» EXERCISE
Extract the complete listing and repeat it word for word.

________________________

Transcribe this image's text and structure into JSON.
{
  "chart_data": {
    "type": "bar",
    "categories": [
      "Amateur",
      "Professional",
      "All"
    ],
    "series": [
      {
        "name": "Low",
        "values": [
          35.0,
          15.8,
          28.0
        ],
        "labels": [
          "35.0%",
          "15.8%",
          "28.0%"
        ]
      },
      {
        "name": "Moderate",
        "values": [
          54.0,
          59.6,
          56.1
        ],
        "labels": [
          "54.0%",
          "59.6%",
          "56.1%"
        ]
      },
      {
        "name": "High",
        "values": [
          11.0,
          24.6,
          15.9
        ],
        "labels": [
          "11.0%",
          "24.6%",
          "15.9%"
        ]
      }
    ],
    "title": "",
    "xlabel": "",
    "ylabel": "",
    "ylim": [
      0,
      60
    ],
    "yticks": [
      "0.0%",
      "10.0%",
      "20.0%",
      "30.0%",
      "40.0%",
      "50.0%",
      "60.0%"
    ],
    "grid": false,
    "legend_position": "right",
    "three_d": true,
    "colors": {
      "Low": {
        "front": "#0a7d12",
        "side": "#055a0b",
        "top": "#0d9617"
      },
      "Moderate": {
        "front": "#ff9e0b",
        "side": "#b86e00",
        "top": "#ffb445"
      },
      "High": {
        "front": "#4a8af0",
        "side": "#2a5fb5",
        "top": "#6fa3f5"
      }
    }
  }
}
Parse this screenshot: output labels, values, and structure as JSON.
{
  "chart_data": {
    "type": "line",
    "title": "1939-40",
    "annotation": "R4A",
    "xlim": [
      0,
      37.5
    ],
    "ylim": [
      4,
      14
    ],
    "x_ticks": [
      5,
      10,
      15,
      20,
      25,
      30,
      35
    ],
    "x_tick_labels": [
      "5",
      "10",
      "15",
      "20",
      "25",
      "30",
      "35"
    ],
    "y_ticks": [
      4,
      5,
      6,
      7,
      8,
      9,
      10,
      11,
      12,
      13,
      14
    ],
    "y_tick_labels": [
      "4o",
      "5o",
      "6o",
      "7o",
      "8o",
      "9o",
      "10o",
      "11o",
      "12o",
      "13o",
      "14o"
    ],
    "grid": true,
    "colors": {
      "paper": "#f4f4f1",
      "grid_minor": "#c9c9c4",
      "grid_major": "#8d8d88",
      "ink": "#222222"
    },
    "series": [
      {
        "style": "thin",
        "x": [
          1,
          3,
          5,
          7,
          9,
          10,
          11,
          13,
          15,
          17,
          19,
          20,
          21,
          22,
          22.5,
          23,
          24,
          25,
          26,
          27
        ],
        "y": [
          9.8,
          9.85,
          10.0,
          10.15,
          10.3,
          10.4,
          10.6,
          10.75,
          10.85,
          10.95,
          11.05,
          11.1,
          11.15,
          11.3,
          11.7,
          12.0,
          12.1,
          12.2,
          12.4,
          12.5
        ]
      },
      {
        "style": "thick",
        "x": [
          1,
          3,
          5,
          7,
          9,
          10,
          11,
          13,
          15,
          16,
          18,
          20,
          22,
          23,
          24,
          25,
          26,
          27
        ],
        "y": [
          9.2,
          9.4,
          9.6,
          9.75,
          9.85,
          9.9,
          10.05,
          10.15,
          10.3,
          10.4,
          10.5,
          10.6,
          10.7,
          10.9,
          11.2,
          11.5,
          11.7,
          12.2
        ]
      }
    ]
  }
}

________________________

» EXERCISE OUTPUT
Transcribe this image's text and structure into JSON.
{
  "chart_data": {
    "type": "bar",
    "categories": [
      "Amateur",
      "Professional",
      "All"
    ],
    "series": [
      {
        "name": "Low",
        "values": [
          35.0,
          15.8,
          28.0
        ],
        "labels": [
          "35.0%",
          "15.8%",
          "28.0%"
        ]
      },
      {
        "name": "Moderate",
        "values": [
          54.0,
          59.6,
          56.1
        ],
        "labels": [
          "54.0%",
          "59.6%",
          "56.1%"
        ]
      },
      {
        "name": "High",
        "values": [
          11.0,
          24.6,
          15.9
        ],
        "labels": [
          "11.0%",
          "24.6%",
          "15.9%"
        ]
      }
    ],
    "title": "",
    "xlabel": "",
    "ylabel": "",
    "ylim": [
      0,
      60
    ],
    "yticks": [
      "0.0%",
      "10.0%",
      "20.0%",
      "30.0%",
      "40.0%",
      "50.0%",
      "60.0%"
    ],
    "grid": false,
    "legend_position": "right",
    "three_d": true,
    "colors": {
      "Low": {
        "front": "#0a7d12",
        "side": "#055a0b",
        "top": "#0d9617"
      },
      "Moderate": {
        "front": "#ff9e0b",
        "side": "#b86e00",
        "top": "#ffb445"
      },
      "High": {
        "front": "#4a8af0",
        "side": "#2a5fb5",
        "top": "#6fa3f5"
      }
    }
  }
}
Parse this screenshot: output labels, values, and structure as JSON.
{
  "chart_data": {
    "type": "line",
    "title": "1939-40",
    "annotation": "R4A",
    "xlim": [
      0,
      37.5
    ],
    "ylim": [
      4,
      14
    ],
    "x_ticks": [
      5,
      10,
      15,
      20,
      25,
      30,
      35
    ],
    "x_tick_labels": [
      "5",
      "10",
      "15",
      "20",
      "25",
      "30",
      "35"
    ],
    "y_ticks": [
      4,
      5,
      6,
      7,
      8,
      9,
      10,
      11,
      12,
      13,
      14
    ],
    "y_tick_labels": [
      "4o",
      "5o",
      "6o",
      "7o",
      "8o",
      "9o",
      "10o",
      "11o",
      "12o",
      "13o",
      "14o"
    ],
    "grid": true,
    "colors": {
      "paper": "#f4f4f1",
      "grid_minor": "#c9c9c4",
      "grid_major": "#8d8d88",
      "ink": "#222222"
    },
    "series": [
      {
        "style": "thin",
        "x": [
          1,
          3,
          5,
          7,
          9,
          10,
          11,
          13,
          15,
          17,
          19,
          20,
          21,
          22,
          22.5,
          23,
          24,
          25,
          26,
          27
        ],
        "y": [
          9.8,
          9.85,
          10.0,
          10.15,
          10.3,
          10.4,
          10.6,
          10.75,
          10.85,
          10.95,
          11.05,
          11.1,
          11.15,
          11.3,
          11.7,
          12.0,
          12.1,
          12.2,
          12.4,
          12.5
        ]
      },
      {
        "style": "thick",
        "x": [
          1,
          3,
          5,
          7,
          9,
          10,
          11,
          13,
          15,
          16,
          18,
          20,
          22,
          23,
          24,
          25,
          26,
          27
        ],
        "y": [
          9.2,
          9.4,
          9.6,
          9.75,
          9.85,
          9.9,
          10.05,
          10.15,
          10.3,
          10.4,
          10.5,
          10.6,
          10.7,
          10.9,
          11.2,
          11.5,
          11.7,
          12.2
        ]
      }
    ]
  }
}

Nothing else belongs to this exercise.